Dataset rows
☆ ☆ ☆ ☆

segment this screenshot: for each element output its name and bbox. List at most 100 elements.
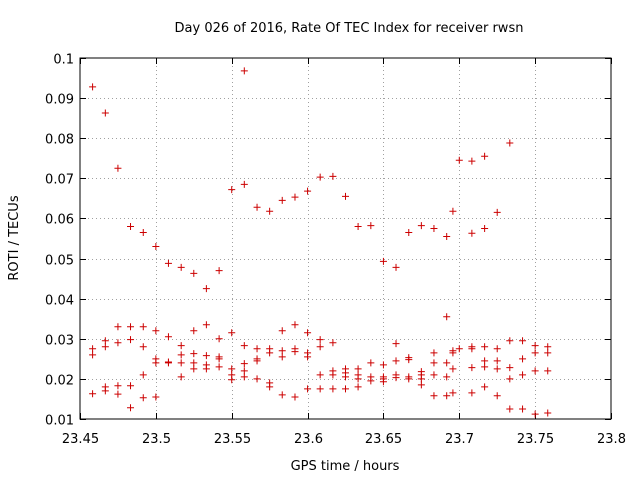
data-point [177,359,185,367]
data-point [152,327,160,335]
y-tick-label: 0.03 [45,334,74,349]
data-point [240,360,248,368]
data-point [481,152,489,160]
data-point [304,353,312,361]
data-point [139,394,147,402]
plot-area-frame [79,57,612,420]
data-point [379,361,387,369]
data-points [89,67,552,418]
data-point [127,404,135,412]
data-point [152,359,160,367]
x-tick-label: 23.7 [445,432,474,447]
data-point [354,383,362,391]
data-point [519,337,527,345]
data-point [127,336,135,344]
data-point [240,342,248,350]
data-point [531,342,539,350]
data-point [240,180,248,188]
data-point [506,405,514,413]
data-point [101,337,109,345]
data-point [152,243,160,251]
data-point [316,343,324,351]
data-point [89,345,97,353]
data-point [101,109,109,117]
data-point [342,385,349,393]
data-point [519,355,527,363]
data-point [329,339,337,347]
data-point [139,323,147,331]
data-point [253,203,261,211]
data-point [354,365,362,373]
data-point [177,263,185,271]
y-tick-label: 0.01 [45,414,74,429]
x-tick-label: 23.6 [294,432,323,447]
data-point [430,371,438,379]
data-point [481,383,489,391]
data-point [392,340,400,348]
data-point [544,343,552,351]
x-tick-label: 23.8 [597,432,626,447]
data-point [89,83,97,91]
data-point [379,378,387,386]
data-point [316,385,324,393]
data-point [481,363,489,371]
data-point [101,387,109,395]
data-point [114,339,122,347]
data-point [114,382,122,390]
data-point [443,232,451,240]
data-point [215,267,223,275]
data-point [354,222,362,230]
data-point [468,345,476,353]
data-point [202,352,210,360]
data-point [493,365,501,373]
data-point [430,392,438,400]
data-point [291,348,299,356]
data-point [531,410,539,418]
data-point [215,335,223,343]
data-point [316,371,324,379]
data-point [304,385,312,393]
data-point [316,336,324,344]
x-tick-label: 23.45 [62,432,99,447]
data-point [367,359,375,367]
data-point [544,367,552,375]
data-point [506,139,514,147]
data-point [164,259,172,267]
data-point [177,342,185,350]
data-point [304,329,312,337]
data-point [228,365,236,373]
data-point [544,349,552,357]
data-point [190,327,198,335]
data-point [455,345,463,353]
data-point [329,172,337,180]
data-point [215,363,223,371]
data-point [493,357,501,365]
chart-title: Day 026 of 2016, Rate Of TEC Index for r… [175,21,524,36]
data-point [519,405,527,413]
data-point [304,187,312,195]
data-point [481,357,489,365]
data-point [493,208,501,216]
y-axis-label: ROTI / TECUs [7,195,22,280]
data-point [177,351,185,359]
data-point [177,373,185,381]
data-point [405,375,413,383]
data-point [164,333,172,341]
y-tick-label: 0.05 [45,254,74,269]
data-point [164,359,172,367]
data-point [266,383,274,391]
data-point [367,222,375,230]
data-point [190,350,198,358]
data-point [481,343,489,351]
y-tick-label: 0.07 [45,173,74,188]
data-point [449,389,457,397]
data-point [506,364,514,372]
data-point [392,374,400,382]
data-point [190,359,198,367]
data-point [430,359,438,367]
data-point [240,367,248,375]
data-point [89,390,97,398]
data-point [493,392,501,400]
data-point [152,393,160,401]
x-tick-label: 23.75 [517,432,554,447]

☆ ☆ ☆ ☆

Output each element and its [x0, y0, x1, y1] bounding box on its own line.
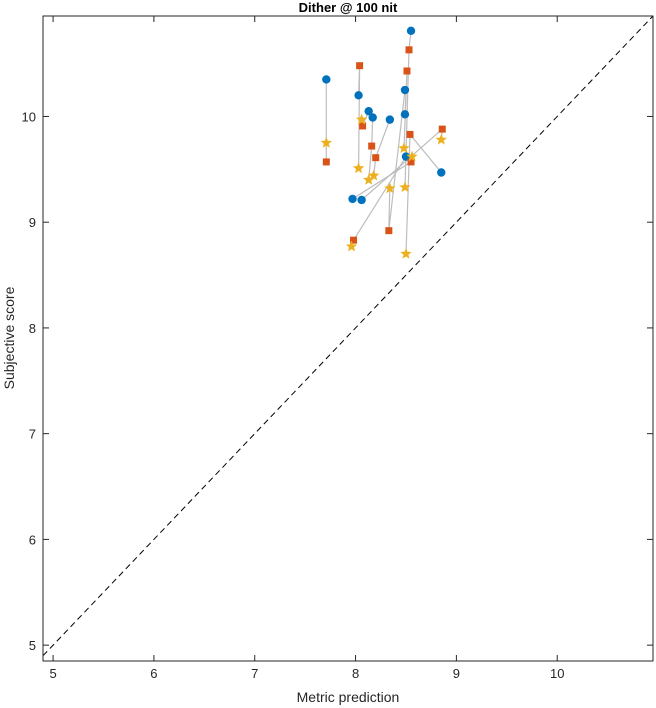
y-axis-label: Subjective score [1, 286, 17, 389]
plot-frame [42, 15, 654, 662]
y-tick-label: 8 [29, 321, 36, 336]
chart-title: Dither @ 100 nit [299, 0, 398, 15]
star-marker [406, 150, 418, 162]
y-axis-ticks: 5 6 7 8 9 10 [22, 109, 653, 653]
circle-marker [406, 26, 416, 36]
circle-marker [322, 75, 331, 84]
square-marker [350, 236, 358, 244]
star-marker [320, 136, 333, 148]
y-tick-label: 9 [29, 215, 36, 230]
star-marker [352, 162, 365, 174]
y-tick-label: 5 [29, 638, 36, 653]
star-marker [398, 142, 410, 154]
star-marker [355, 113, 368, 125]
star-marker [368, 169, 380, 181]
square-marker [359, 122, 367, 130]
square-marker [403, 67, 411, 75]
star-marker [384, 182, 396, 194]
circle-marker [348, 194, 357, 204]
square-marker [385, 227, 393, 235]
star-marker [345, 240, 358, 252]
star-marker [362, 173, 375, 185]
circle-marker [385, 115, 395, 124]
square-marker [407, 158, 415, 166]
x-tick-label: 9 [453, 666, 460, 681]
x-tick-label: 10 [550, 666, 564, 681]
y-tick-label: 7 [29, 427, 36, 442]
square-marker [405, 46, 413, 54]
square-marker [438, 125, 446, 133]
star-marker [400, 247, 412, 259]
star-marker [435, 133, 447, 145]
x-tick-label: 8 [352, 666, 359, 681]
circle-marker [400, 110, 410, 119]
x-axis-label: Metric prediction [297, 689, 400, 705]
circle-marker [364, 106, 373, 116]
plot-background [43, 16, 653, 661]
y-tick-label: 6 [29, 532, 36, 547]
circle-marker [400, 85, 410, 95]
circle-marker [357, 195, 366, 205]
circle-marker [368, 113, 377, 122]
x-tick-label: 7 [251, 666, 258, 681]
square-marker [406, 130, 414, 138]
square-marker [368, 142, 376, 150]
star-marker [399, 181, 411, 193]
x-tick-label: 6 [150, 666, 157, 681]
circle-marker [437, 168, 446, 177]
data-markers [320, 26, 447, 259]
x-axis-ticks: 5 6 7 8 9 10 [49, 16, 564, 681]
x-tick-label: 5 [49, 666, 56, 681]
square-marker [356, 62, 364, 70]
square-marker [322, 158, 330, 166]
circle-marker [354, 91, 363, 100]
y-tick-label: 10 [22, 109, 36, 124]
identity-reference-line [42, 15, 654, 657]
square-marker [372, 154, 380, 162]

☆ ☆ ☆ ☆

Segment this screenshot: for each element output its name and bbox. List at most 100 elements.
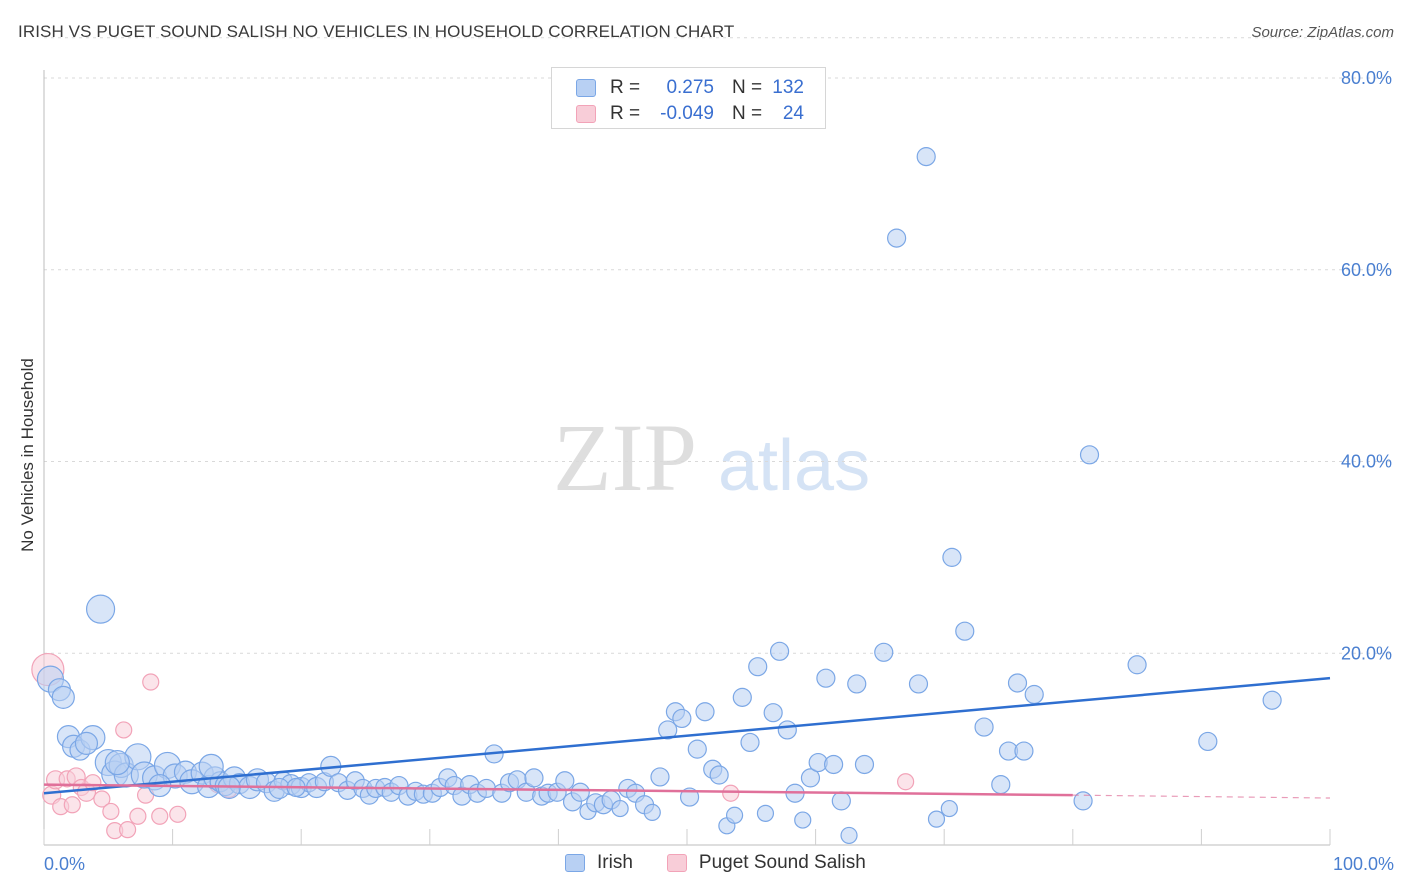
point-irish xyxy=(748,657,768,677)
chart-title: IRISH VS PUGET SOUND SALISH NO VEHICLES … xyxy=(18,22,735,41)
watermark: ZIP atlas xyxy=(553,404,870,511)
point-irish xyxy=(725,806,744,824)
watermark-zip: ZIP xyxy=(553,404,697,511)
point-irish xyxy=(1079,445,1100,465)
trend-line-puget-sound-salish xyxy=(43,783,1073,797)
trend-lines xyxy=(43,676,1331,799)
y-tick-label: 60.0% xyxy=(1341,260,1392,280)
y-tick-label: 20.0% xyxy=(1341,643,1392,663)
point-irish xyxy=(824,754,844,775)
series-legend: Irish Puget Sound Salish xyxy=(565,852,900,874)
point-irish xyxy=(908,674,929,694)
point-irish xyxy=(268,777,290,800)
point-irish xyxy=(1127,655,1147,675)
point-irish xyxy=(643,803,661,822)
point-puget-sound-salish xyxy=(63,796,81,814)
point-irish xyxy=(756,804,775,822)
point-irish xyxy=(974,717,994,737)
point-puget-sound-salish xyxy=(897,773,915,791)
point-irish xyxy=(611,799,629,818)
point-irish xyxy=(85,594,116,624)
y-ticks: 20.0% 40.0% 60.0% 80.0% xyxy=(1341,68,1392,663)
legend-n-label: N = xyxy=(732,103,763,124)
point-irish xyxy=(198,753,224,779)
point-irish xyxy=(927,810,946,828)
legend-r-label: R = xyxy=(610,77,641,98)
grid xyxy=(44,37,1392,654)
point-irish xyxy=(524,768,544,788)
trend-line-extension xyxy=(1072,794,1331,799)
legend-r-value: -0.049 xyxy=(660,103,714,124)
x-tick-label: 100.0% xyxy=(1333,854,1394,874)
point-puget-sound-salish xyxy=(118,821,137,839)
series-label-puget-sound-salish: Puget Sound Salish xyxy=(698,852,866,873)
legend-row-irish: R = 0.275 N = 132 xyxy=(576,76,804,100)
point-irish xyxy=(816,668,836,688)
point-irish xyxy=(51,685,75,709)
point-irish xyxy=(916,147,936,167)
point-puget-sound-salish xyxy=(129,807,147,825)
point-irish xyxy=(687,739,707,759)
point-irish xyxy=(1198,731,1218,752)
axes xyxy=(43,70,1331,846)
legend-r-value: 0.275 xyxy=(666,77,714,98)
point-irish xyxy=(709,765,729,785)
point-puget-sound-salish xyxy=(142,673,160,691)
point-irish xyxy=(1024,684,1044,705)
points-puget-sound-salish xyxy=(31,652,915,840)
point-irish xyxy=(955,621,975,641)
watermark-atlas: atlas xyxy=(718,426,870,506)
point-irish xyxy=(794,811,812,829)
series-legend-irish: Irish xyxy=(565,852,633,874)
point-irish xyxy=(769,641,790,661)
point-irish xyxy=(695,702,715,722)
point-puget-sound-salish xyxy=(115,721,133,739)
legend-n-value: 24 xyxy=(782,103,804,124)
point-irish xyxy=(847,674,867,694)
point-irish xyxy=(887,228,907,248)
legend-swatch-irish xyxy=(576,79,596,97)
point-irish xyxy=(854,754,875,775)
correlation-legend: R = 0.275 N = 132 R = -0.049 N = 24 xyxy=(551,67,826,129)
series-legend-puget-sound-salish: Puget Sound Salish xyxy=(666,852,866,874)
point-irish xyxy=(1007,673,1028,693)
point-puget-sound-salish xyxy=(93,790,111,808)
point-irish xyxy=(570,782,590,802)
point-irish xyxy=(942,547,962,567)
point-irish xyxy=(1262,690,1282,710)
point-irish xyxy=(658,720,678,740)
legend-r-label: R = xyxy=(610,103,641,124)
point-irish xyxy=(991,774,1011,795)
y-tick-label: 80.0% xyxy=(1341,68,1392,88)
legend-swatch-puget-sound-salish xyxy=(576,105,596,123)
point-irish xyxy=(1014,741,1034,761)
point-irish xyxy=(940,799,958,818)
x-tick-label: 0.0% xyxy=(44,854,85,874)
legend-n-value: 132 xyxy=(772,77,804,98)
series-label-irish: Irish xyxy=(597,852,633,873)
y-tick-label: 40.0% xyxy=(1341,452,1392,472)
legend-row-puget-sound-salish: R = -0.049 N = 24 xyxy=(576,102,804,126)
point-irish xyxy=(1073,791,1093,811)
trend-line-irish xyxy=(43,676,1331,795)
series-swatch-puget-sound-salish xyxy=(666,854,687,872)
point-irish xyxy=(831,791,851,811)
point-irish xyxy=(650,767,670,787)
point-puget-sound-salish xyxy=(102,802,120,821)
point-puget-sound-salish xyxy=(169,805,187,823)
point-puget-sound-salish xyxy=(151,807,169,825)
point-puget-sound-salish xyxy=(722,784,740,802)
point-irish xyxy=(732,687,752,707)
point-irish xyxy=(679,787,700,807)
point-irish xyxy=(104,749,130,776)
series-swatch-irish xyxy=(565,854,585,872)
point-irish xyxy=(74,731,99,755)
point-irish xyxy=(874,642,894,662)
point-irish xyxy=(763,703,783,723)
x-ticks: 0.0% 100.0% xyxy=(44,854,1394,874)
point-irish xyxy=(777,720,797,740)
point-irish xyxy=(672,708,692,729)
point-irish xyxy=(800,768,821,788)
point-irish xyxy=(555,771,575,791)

☆ ☆ ☆ ☆

Extract the lines of the first block of material that run from the line containing "data-point [177,359,185,367]" through the line containing "data-point [101,387,109,395]", including both of those lines, and copy them exactly as they appear.

> **Answer in full**
data-point [177,359,185,367]
data-point [152,327,160,335]
y-tick-label: 0.03 [45,334,74,349]
data-point [240,360,248,368]
data-point [481,152,489,160]
data-point [304,353,312,361]
data-point [139,394,147,402]
plot-area-frame [79,57,612,420]
data-point [379,361,387,369]
data-points [89,67,552,418]
data-point [127,404,135,412]
data-point [152,359,160,367]
x-tick-label: 23.7 [445,432,474,447]
data-point [354,383,362,391]
data-point [519,337,527,345]
data-point [127,336,135,344]
data-point [240,342,248,350]
data-point [531,342,539,350]
data-point [240,180,248,188]
data-point [506,405,514,413]
data-point [101,337,109,345]
data-point [152,243,160,251]
data-point [316,343,324,351]
data-point [89,345,97,353]
data-point [101,109,109,117]
data-point [342,385,349,393]
data-point [519,355,527,363]
data-point [329,339,337,347]
data-point [139,323,147,331]
data-point [253,203,261,211]
data-point [354,365,362,373]
data-point [177,263,185,271]
y-tick-label: 0.01 [45,414,74,429]
x-tick-label: 23.6 [294,432,323,447]
data-point [430,371,438,379]
data-point [481,383,489,391]
data-point [392,340,400,348]
data-point [544,343,552,351]
x-tick-label: 23.8 [597,432,626,447]
data-point [89,83,97,91]
data-point [379,378,387,386]
data-point [316,385,324,393]
data-point [481,363,489,371]
data-point [101,387,109,395]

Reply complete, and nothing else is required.